··· Data listing

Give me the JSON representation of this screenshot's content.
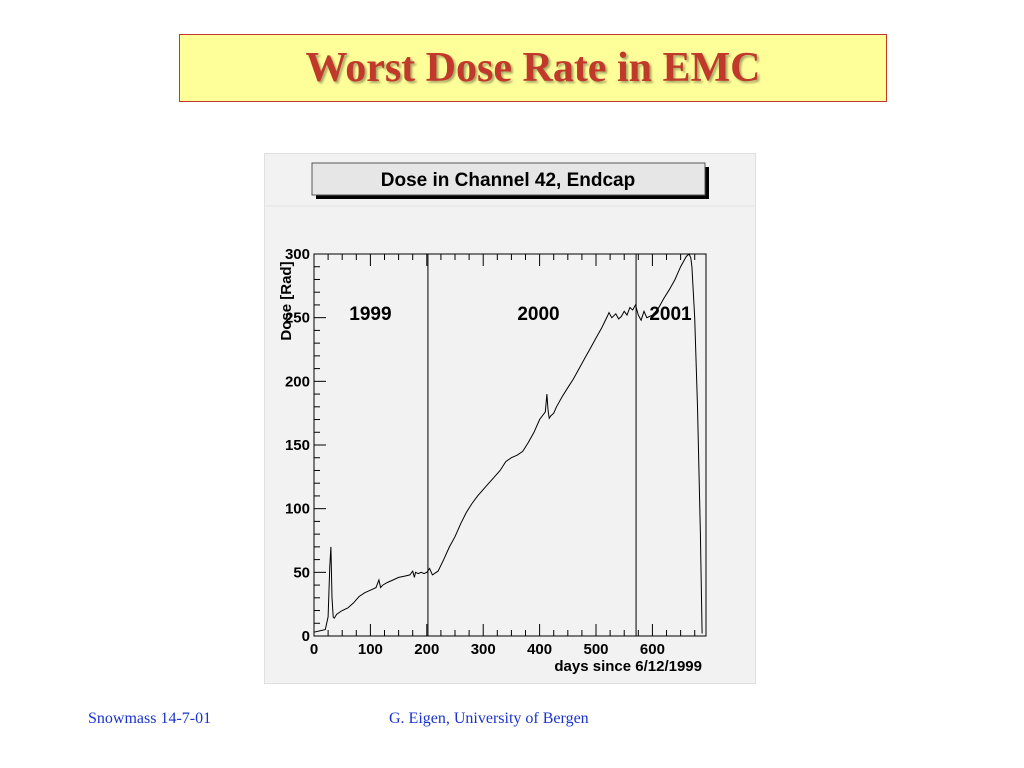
{
  "slide": {
    "title": "Worst Dose Rate in EMC",
    "footer_left": "Snowmass 14-7-01",
    "footer_right": "G. Eigen, University of Bergen"
  },
  "chart_data": {
    "type": "line",
    "title": "Dose in Channel 42, Endcap",
    "xlabel": "days since 6/12/1999",
    "ylabel": "Dose [Rad]",
    "xlim": [
      0,
      695
    ],
    "ylim": [
      0,
      300
    ],
    "x_ticks": [
      0,
      100,
      200,
      300,
      400,
      500,
      600
    ],
    "y_ticks": [
      0,
      50,
      100,
      150,
      200,
      250,
      300
    ],
    "year_dividers": [
      202,
      571
    ],
    "annotations": [
      {
        "text": "1999",
        "x": 100,
        "y": 248
      },
      {
        "text": "2000",
        "x": 398,
        "y": 248
      },
      {
        "text": "2001",
        "x": 632,
        "y": 248
      }
    ],
    "series": [
      {
        "x": [
          0,
          10,
          20,
          25,
          28,
          30,
          32,
          34,
          36,
          40,
          50,
          60,
          70,
          80,
          90,
          100,
          110,
          115,
          118,
          122,
          130,
          140,
          150,
          160,
          170,
          175,
          178,
          180,
          185,
          190,
          195,
          200,
          205,
          210,
          220,
          230,
          240,
          250,
          260,
          270,
          280,
          290,
          300,
          310,
          320,
          330,
          340,
          350,
          360,
          370,
          380,
          390,
          400,
          410,
          413,
          415,
          417,
          420,
          425,
          430,
          440,
          450,
          460,
          470,
          480,
          490,
          500,
          510,
          520,
          523,
          528,
          535,
          540,
          545,
          550,
          555,
          560,
          565,
          570,
          575,
          580,
          585,
          590,
          600,
          610,
          620,
          630,
          640,
          650,
          660,
          665,
          668,
          670,
          675,
          680,
          685,
          688
        ],
        "y": [
          3,
          4,
          5,
          15,
          55,
          70,
          30,
          15,
          14,
          17,
          20,
          22,
          26,
          31,
          34,
          36,
          38,
          44,
          38,
          40,
          42,
          44,
          46,
          47,
          48,
          51,
          46,
          50,
          49,
          50,
          49,
          50,
          53,
          48,
          51,
          60,
          70,
          78,
          88,
          97,
          104,
          110,
          115,
          120,
          125,
          130,
          137,
          140,
          142,
          145,
          152,
          160,
          170,
          176,
          190,
          177,
          171,
          173,
          175,
          180,
          188,
          195,
          202,
          210,
          218,
          226,
          234,
          242,
          251,
          254,
          250,
          253,
          249,
          251,
          255,
          252,
          258,
          256,
          260,
          252,
          248,
          255,
          250,
          252,
          257,
          265,
          272,
          280,
          290,
          298,
          300,
          297,
          290,
          250,
          180,
          80,
          2
        ]
      }
    ]
  }
}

······

> _Task objective_
Keep the pictures out of the copy and write out the data exactly as it stands.

> _Correct output_
Give me the JSON representation of this screenshot's content.
{
  "slide": {
    "title": "Worst Dose Rate in EMC",
    "footer_left": "Snowmass 14-7-01",
    "footer_right": "G. Eigen, University of Bergen"
  },
  "chart_data": {
    "type": "line",
    "title": "Dose in Channel 42, Endcap",
    "xlabel": "days since 6/12/1999",
    "ylabel": "Dose [Rad]",
    "xlim": [
      0,
      695
    ],
    "ylim": [
      0,
      300
    ],
    "x_ticks": [
      0,
      100,
      200,
      300,
      400,
      500,
      600
    ],
    "y_ticks": [
      0,
      50,
      100,
      150,
      200,
      250,
      300
    ],
    "year_dividers": [
      202,
      571
    ],
    "annotations": [
      {
        "text": "1999",
        "x": 100,
        "y": 248
      },
      {
        "text": "2000",
        "x": 398,
        "y": 248
      },
      {
        "text": "2001",
        "x": 632,
        "y": 248
      }
    ],
    "series": [
      {
        "x": [
          0,
          10,
          20,
          25,
          28,
          30,
          32,
          34,
          36,
          40,
          50,
          60,
          70,
          80,
          90,
          100,
          110,
          115,
          118,
          122,
          130,
          140,
          150,
          160,
          170,
          175,
          178,
          180,
          185,
          190,
          195,
          200,
          205,
          210,
          220,
          230,
          240,
          250,
          260,
          270,
          280,
          290,
          300,
          310,
          320,
          330,
          340,
          350,
          360,
          370,
          380,
          390,
          400,
          410,
          413,
          415,
          417,
          420,
          425,
          430,
          440,
          450,
          460,
          470,
          480,
          490,
          500,
          510,
          520,
          523,
          528,
          535,
          540,
          545,
          550,
          555,
          560,
          565,
          570,
          575,
          580,
          585,
          590,
          600,
          610,
          620,
          630,
          640,
          650,
          660,
          665,
          668,
          670,
          675,
          680,
          685,
          688
        ],
        "y": [
          3,
          4,
          5,
          15,
          55,
          70,
          30,
          15,
          14,
          17,
          20,
          22,
          26,
          31,
          34,
          36,
          38,
          44,
          38,
          40,
          42,
          44,
          46,
          47,
          48,
          51,
          46,
          50,
          49,
          50,
          49,
          50,
          53,
          48,
          51,
          60,
          70,
          78,
          88,
          97,
          104,
          110,
          115,
          120,
          125,
          130,
          137,
          140,
          142,
          145,
          152,
          160,
          170,
          176,
          190,
          177,
          171,
          173,
          175,
          180,
          188,
          195,
          202,
          210,
          218,
          226,
          234,
          242,
          251,
          254,
          250,
          253,
          249,
          251,
          255,
          252,
          258,
          256,
          260,
          252,
          248,
          255,
          250,
          252,
          257,
          265,
          272,
          280,
          290,
          298,
          300,
          297,
          290,
          250,
          180,
          80,
          2
        ]
      }
    ]
  }
}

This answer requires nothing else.